### Exercise goal:
Please print the full listing exactly.

### Material for this exercise:
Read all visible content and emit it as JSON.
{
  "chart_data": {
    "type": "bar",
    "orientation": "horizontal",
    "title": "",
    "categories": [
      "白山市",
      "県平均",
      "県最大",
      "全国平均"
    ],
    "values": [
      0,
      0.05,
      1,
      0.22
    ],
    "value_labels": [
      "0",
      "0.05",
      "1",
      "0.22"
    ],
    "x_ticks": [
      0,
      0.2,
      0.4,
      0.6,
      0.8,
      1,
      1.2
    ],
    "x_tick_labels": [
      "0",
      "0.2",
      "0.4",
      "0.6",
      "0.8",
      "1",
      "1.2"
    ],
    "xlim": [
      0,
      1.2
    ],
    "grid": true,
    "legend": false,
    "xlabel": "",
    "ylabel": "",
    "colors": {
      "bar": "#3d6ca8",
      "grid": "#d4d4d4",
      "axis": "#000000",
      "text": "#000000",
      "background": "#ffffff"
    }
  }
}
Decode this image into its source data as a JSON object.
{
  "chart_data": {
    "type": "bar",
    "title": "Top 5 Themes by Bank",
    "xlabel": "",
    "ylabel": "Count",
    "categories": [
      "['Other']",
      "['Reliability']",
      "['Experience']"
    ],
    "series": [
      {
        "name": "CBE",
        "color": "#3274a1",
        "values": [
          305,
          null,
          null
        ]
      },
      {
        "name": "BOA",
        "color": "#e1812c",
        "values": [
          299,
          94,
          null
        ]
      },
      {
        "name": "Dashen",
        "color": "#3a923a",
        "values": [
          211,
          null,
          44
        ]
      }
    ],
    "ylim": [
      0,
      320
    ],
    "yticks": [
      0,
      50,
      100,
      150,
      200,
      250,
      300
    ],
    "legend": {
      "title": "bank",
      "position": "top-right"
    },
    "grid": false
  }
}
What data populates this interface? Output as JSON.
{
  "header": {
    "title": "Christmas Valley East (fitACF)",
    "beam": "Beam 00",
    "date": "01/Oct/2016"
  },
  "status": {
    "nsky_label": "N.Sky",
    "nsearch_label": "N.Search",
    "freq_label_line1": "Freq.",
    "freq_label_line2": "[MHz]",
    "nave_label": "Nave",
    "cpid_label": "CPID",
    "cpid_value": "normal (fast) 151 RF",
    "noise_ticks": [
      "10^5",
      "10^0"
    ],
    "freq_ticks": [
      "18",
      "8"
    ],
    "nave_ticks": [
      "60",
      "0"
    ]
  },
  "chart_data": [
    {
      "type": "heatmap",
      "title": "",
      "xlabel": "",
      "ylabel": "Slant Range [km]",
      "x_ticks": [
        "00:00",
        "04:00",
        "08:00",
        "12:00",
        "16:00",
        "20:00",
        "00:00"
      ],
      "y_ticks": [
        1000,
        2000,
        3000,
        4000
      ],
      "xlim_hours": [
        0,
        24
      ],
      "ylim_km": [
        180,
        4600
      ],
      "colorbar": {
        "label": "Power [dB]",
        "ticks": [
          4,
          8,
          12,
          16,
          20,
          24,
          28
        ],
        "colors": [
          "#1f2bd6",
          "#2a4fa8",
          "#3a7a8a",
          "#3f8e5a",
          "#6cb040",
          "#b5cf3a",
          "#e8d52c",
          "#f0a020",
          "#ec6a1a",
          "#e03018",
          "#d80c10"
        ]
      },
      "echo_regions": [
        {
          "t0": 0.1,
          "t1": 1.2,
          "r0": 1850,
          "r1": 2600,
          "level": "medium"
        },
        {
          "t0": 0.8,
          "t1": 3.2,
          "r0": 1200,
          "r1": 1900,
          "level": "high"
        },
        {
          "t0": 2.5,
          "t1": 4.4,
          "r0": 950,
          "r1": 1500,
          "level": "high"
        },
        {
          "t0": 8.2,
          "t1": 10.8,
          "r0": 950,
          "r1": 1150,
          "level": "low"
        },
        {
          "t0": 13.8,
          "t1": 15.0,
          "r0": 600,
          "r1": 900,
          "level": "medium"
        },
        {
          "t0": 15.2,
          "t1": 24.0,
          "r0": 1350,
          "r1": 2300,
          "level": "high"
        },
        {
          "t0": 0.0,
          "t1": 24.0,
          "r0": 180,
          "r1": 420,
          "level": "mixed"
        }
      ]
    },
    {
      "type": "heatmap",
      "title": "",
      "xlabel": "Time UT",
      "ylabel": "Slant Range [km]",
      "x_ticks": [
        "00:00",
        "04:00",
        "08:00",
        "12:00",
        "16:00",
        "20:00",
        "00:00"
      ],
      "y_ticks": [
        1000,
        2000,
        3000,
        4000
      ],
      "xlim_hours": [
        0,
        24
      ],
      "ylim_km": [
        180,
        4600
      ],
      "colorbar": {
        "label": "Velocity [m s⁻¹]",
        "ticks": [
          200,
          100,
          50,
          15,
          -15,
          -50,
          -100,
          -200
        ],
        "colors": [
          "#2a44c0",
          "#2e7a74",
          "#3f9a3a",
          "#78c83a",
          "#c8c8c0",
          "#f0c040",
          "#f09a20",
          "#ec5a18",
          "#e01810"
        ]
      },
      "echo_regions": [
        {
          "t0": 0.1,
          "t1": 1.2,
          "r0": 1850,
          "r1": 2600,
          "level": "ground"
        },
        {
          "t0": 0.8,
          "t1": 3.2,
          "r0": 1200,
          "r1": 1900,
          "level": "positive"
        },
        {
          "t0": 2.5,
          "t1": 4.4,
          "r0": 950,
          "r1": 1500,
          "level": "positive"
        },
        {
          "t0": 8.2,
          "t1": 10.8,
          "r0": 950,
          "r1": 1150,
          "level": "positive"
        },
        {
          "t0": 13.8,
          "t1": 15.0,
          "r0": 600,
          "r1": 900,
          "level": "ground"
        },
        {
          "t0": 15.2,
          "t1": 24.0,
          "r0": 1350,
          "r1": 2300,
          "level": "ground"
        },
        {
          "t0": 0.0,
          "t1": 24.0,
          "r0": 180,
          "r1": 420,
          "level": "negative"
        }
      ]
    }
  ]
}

### Task answer:
Read all visible content and emit it as JSON.
{
  "chart_data": {
    "type": "bar",
    "orientation": "horizontal",
    "title": "",
    "categories": [
      "白山市",
      "県平均",
      "県最大",
      "全国平均"
    ],
    "values": [
      0,
      0.05,
      1,
      0.22
    ],
    "value_labels": [
      "0",
      "0.05",
      "1",
      "0.22"
    ],
    "x_ticks": [
      0,
      0.2,
      0.4,
      0.6,
      0.8,
      1,
      1.2
    ],
    "x_tick_labels": [
      "0",
      "0.2",
      "0.4",
      "0.6",
      "0.8",
      "1",
      "1.2"
    ],
    "xlim": [
      0,
      1.2
    ],
    "grid": true,
    "legend": false,
    "xlabel": "",
    "ylabel": "",
    "colors": {
      "bar": "#3d6ca8",
      "grid": "#d4d4d4",
      "axis": "#000000",
      "text": "#000000",
      "background": "#ffffff"
    }
  }
}
Decode this image into its source data as a JSON object.
{
  "chart_data": {
    "type": "bar",
    "title": "Top 5 Themes by Bank",
    "xlabel": "",
    "ylabel": "Count",
    "categories": [
      "['Other']",
      "['Reliability']",
      "['Experience']"
    ],
    "series": [
      {
        "name": "CBE",
        "color": "#3274a1",
        "values": [
          305,
          null,
          null
        ]
      },
      {
        "name": "BOA",
        "color": "#e1812c",
        "values": [
          299,
          94,
          null
        ]
      },
      {
        "name": "Dashen",
        "color": "#3a923a",
        "values": [
          211,
          null,
          44
        ]
      }
    ],
    "ylim": [
      0,
      320
    ],
    "yticks": [
      0,
      50,
      100,
      150,
      200,
      250,
      300
    ],
    "legend": {
      "title": "bank",
      "position": "top-right"
    },
    "grid": false
  }
}
What data populates this interface? Output as JSON.
{
  "header": {
    "title": "Christmas Valley East (fitACF)",
    "beam": "Beam 00",
    "date": "01/Oct/2016"
  },
  "status": {
    "nsky_label": "N.Sky",
    "nsearch_label": "N.Search",
    "freq_label_line1": "Freq.",
    "freq_label_line2": "[MHz]",
    "nave_label": "Nave",
    "cpid_label": "CPID",
    "cpid_value": "normal (fast) 151 RF",
    "noise_ticks": [
      "10^5",
      "10^0"
    ],
    "freq_ticks": [
      "18",
      "8"
    ],
    "nave_ticks": [
      "60",
      "0"
    ]
  },
  "chart_data": [
    {
      "type": "heatmap",
      "title": "",
      "xlabel": "",
      "ylabel": "Slant Range [km]",
      "x_ticks": [
        "00:00",
        "04:00",
        "08:00",
        "12:00",
        "16:00",
        "20:00",
        "00:00"
      ],
      "y_ticks": [
        1000,
        2000,
        3000,
        4000
      ],
      "xlim_hours": [
        0,
        24
      ],
      "ylim_km": [
        180,
        4600
      ],
      "colorbar": {
        "label": "Power [dB]",
        "ticks": [
          4,
          8,
          12,
          16,
          20,
          24,
          28
        ],
        "colors": [
          "#1f2bd6",
          "#2a4fa8",
          "#3a7a8a",
          "#3f8e5a",
          "#6cb040",
          "#b5cf3a",
          "#e8d52c",
          "#f0a020",
          "#ec6a1a",
          "#e03018",
          "#d80c10"
        ]
      },
      "echo_regions": [
        {
          "t0": 0.1,
          "t1": 1.2,
          "r0": 1850,
          "r1": 2600,
          "level": "medium"
        },
        {
          "t0": 0.8,
          "t1": 3.2,
          "r0": 1200,
          "r1": 1900,
          "level": "high"
        },
        {
          "t0": 2.5,
          "t1": 4.4,
          "r0": 950,
          "r1": 1500,
          "level": "high"
        },
        {
          "t0": 8.2,
          "t1": 10.8,
          "r0": 950,
          "r1": 1150,
          "level": "low"
        },
        {
          "t0": 13.8,
          "t1": 15.0,
          "r0": 600,
          "r1": 900,
          "level": "medium"
        },
        {
          "t0": 15.2,
          "t1": 24.0,
          "r0": 1350,
          "r1": 2300,
          "level": "high"
        },
        {
          "t0": 0.0,
          "t1": 24.0,
          "r0": 180,
          "r1": 420,
          "level": "mixed"
        }
      ]
    },
    {
      "type": "heatmap",
      "title": "",
      "xlabel": "Time UT",
      "ylabel": "Slant Range [km]",
      "x_ticks": [
        "00:00",
        "04:00",
        "08:00",
        "12:00",
        "16:00",
        "20:00",
        "00:00"
      ],
      "y_ticks": [
        1000,
        2000,
        3000,
        4000
      ],
      "xlim_hours": [
        0,
        24
      ],
      "ylim_km": [
        180,
        4600
      ],
      "colorbar": {
        "label": "Velocity [m s⁻¹]",
        "ticks": [
          200,
          100,
          50,
          15,
          -15,
          -50,
          -100,
          -200
        ],
        "colors": [
          "#2a44c0",
          "#2e7a74",
          "#3f9a3a",
          "#78c83a",
          "#c8c8c0",
          "#f0c040",
          "#f09a20",
          "#ec5a18",
          "#e01810"
        ]
      },
      "echo_regions": [
        {
          "t0": 0.1,
          "t1": 1.2,
          "r0": 1850,
          "r1": 2600,
          "level": "ground"
        },
        {
          "t0": 0.8,
          "t1": 3.2,
          "r0": 1200,
          "r1": 1900,
          "level": "positive"
        },
        {
          "t0": 2.5,
          "t1": 4.4,
          "r0": 950,
          "r1": 1500,
          "level": "positive"
        },
        {
          "t0": 8.2,
          "t1": 10.8,
          "r0": 950,
          "r1": 1150,
          "level": "positive"
        },
        {
          "t0": 13.8,
          "t1": 15.0,
          "r0": 600,
          "r1": 900,
          "level": "ground"
        },
        {
          "t0": 15.2,
          "t1": 24.0,
          "r0": 1350,
          "r1": 2300,
          "level": "ground"
        },
        {
          "t0": 0.0,
          "t1": 24.0,
          "r0": 180,
          "r1": 420,
          "level": "negative"
        }
      ]
    }
  ]
}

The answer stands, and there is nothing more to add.